== REQUIREMENT ==
How many lines in the records below hold the string "cancers"? Answer with the number alone.

== PROVIDED ENTRIES ==
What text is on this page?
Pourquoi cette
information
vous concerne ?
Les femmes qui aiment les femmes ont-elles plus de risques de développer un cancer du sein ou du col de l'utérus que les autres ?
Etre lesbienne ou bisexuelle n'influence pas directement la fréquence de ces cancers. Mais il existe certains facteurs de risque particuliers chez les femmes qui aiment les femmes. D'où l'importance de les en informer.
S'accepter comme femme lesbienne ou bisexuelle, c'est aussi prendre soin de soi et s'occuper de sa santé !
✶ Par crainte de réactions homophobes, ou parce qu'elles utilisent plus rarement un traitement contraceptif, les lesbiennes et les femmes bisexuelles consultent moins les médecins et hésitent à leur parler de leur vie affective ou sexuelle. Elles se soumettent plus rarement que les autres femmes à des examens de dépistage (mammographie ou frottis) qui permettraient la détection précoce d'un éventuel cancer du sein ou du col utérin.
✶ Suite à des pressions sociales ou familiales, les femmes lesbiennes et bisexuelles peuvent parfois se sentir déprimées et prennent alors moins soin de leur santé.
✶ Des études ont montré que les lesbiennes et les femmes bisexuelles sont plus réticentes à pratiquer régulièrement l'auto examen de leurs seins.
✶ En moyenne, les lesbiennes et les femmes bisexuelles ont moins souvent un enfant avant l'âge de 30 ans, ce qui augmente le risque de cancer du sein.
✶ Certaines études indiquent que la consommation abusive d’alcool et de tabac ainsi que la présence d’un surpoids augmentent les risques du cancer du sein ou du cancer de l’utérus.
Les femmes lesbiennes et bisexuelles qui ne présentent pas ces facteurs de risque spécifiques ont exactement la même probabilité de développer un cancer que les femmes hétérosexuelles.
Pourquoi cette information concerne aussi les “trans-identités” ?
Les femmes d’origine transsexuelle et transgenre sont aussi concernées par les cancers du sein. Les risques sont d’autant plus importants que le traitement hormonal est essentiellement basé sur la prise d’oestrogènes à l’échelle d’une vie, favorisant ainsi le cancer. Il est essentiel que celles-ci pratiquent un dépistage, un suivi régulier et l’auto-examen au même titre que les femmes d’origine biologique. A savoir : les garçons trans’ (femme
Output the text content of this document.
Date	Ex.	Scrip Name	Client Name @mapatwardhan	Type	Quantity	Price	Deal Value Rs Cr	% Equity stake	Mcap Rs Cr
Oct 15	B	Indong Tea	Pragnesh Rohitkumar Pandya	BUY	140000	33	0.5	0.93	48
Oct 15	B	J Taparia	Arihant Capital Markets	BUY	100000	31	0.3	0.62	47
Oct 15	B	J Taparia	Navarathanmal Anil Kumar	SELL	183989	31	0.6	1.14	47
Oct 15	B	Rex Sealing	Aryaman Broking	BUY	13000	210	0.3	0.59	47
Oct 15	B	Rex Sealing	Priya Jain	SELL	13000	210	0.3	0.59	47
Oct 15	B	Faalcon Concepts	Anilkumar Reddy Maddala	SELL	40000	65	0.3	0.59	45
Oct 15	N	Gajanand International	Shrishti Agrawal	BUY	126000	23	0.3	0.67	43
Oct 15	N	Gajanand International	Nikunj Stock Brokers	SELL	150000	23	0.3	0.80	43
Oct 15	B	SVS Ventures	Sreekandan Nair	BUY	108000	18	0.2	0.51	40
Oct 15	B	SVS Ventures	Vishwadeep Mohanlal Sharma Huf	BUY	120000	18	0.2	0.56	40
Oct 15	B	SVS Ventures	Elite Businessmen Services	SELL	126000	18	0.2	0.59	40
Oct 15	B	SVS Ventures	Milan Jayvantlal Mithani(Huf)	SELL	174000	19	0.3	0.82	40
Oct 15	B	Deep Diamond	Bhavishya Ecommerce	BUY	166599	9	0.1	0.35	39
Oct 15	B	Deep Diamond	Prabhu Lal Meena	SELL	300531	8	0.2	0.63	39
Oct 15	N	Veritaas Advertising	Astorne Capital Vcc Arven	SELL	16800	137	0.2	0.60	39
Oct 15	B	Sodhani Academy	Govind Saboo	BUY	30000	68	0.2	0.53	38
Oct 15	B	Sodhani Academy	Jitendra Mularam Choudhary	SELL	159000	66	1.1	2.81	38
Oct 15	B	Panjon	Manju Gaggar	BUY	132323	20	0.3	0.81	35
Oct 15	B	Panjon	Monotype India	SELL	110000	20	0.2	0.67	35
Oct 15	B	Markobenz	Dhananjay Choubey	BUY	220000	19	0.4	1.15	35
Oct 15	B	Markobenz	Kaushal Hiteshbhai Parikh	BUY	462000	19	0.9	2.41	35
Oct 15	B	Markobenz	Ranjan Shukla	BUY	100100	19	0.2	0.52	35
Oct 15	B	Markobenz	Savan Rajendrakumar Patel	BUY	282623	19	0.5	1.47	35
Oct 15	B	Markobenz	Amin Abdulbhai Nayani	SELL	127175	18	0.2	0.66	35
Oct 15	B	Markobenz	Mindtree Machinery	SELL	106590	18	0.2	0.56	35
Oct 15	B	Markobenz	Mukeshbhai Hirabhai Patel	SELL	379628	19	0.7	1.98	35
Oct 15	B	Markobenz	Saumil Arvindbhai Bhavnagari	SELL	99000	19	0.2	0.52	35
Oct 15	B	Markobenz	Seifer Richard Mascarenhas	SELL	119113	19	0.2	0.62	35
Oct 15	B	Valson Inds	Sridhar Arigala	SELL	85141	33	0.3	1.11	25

== REPLY TO THE EXERCISE ==
2